• [The data]:
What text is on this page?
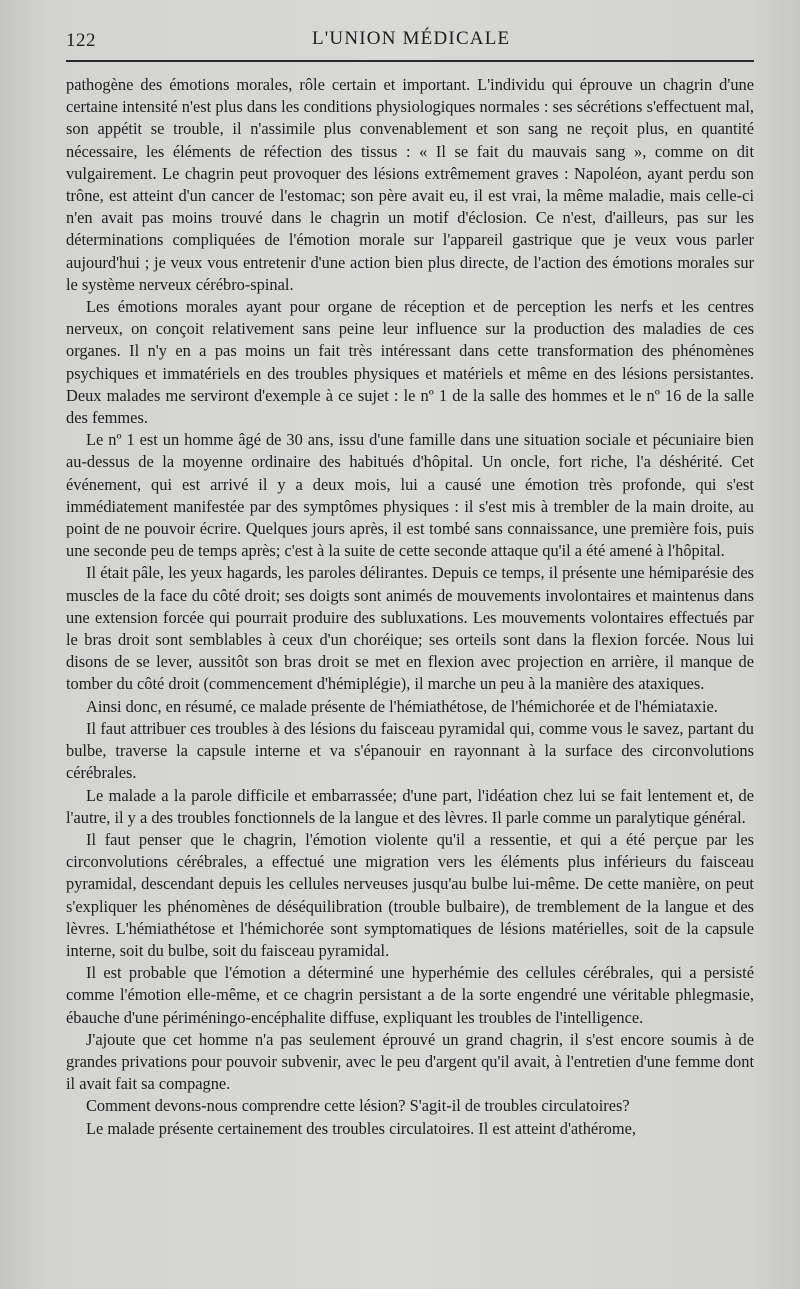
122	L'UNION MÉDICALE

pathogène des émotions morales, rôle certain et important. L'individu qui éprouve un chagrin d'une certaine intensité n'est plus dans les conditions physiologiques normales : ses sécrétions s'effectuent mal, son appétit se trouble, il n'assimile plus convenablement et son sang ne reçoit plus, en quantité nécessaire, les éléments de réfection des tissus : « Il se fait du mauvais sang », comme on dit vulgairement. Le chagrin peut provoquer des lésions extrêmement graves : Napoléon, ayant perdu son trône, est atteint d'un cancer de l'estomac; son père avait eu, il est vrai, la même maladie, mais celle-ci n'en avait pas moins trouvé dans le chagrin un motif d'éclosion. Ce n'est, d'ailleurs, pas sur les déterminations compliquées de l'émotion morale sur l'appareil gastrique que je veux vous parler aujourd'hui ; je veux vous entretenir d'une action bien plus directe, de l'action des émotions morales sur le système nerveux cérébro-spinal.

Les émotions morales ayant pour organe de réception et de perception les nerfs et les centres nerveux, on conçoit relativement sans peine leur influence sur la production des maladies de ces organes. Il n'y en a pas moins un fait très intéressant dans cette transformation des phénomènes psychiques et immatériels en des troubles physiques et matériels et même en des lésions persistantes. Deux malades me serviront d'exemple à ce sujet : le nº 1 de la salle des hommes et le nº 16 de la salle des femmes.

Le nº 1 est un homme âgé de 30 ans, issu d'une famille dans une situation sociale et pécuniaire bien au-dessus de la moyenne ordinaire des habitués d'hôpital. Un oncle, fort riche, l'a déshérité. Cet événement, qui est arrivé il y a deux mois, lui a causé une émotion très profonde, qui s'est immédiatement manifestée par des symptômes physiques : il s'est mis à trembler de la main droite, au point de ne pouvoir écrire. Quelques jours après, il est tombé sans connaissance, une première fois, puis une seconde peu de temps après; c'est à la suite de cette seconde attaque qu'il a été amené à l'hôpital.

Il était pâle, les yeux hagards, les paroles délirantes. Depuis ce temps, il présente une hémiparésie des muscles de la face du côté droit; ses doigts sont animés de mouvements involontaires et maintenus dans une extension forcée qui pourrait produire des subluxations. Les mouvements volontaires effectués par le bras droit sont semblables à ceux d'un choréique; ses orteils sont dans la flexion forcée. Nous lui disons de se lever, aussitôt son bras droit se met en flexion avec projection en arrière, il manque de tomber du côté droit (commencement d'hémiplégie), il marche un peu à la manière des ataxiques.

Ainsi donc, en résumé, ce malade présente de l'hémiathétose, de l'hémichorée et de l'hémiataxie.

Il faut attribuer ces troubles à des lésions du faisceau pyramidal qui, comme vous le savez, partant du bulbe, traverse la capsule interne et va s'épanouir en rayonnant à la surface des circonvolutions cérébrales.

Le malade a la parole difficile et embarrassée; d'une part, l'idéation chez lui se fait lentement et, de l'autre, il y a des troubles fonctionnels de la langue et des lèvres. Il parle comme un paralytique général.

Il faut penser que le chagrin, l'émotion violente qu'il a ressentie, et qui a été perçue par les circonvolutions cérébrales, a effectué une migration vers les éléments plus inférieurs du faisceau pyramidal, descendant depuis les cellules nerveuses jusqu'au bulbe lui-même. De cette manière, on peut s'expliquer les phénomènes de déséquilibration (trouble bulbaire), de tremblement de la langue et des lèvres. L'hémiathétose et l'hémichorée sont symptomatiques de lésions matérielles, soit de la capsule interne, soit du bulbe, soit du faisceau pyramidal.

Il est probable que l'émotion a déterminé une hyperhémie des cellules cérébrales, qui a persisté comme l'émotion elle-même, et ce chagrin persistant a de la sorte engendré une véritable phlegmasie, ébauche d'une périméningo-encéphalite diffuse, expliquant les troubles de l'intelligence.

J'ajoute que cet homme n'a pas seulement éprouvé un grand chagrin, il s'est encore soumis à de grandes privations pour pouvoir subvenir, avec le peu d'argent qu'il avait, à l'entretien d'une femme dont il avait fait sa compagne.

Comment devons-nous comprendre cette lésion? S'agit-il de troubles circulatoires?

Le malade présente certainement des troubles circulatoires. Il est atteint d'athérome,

---

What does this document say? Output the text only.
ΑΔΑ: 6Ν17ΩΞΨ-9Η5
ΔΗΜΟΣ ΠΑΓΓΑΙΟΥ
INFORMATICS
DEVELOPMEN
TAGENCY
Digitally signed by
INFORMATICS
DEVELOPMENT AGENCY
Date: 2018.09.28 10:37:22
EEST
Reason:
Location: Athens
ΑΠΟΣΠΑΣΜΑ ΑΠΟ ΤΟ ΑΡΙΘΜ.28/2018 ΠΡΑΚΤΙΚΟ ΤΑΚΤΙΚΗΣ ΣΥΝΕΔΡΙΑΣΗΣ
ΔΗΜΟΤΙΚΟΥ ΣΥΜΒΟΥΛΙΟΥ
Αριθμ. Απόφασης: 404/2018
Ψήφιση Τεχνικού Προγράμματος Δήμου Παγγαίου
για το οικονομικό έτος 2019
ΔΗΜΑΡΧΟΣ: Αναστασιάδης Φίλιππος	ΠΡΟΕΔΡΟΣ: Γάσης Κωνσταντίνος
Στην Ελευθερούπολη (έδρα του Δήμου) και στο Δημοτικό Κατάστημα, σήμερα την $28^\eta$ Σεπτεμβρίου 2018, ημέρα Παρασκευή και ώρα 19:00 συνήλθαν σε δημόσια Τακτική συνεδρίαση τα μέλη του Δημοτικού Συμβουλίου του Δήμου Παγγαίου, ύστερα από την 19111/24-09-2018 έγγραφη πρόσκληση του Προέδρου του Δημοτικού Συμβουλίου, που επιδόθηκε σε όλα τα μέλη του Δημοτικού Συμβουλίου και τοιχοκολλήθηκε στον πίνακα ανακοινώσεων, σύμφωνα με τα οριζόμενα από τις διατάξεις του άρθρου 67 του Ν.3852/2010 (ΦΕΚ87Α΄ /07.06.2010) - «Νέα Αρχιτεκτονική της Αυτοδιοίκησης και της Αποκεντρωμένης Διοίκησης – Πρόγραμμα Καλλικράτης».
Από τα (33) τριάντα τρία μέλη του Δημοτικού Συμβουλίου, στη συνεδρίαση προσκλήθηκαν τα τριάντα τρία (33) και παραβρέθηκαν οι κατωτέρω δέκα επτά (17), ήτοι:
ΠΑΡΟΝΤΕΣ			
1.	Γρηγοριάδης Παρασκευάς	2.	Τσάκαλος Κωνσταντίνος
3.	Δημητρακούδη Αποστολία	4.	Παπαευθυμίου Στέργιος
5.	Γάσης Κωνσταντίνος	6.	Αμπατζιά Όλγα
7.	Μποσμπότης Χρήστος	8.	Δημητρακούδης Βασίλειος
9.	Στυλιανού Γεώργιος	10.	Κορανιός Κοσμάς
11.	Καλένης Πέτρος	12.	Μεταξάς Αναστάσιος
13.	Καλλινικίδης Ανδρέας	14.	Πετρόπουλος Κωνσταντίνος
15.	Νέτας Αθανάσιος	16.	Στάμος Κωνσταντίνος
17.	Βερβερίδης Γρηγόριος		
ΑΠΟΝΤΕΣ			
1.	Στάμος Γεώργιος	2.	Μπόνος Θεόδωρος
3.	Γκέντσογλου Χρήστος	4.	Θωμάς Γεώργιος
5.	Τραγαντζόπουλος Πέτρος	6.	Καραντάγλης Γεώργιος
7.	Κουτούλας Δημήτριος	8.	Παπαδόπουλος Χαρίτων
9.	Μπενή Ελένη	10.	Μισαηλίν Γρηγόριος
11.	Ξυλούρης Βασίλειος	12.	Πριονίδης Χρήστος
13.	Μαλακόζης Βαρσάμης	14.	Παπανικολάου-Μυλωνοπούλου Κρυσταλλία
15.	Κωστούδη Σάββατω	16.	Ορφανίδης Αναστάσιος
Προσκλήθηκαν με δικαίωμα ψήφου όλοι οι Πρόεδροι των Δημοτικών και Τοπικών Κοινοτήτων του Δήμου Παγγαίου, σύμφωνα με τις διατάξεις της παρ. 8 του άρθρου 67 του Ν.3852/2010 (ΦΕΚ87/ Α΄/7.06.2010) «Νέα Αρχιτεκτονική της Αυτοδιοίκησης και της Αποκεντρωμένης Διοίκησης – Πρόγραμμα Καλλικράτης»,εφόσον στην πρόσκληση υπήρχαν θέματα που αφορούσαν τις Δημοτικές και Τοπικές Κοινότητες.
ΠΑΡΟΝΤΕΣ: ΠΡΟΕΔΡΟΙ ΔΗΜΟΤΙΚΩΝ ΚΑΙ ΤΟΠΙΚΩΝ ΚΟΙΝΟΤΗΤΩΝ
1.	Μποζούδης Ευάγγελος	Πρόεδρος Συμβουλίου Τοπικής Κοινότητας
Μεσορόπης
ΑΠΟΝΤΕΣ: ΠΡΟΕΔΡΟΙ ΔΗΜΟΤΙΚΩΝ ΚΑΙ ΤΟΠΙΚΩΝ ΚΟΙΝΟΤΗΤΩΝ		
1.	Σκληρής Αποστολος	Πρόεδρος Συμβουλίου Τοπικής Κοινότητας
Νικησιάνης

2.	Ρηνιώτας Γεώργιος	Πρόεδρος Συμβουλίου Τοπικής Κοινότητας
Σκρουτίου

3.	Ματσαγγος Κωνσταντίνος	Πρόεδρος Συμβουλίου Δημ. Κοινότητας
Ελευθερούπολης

* * *

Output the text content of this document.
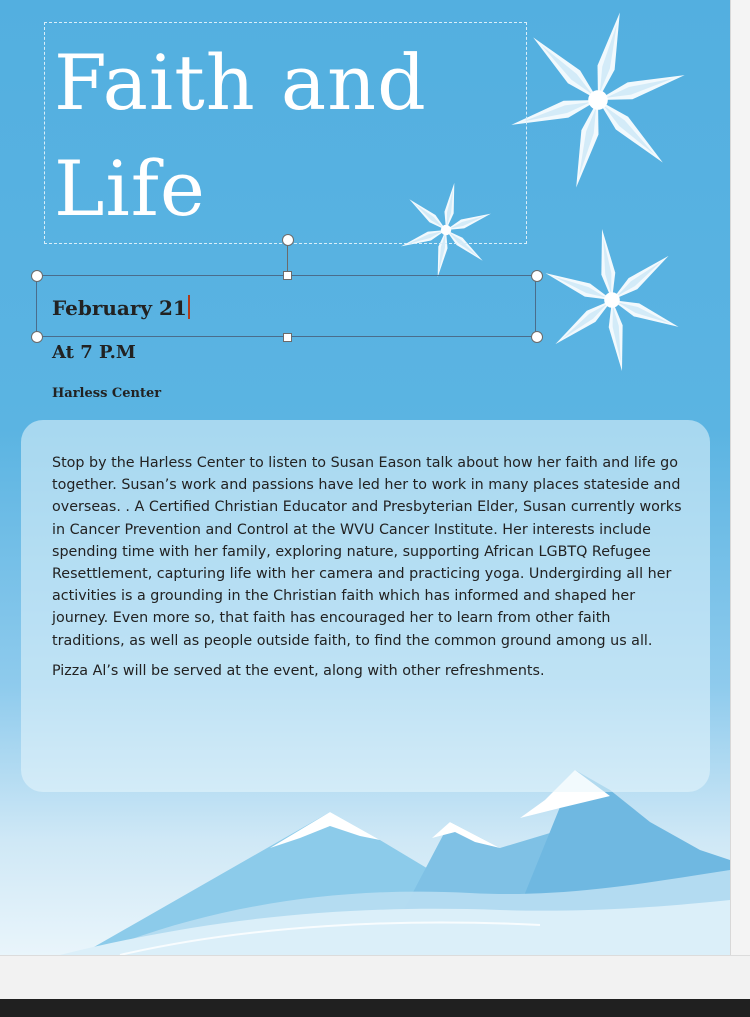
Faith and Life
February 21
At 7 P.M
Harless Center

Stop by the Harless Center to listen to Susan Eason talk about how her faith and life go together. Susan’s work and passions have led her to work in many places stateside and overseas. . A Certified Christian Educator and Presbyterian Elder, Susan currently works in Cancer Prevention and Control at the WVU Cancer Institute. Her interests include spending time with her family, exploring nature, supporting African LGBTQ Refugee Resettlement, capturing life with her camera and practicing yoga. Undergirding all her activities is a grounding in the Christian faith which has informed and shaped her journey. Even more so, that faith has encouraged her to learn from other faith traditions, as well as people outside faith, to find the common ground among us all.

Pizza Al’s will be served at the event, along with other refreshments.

• [Brief]: Say how many lines have the string "Γεώργιος" in them, offering no words beyond the number.

• [Worked answer]: 5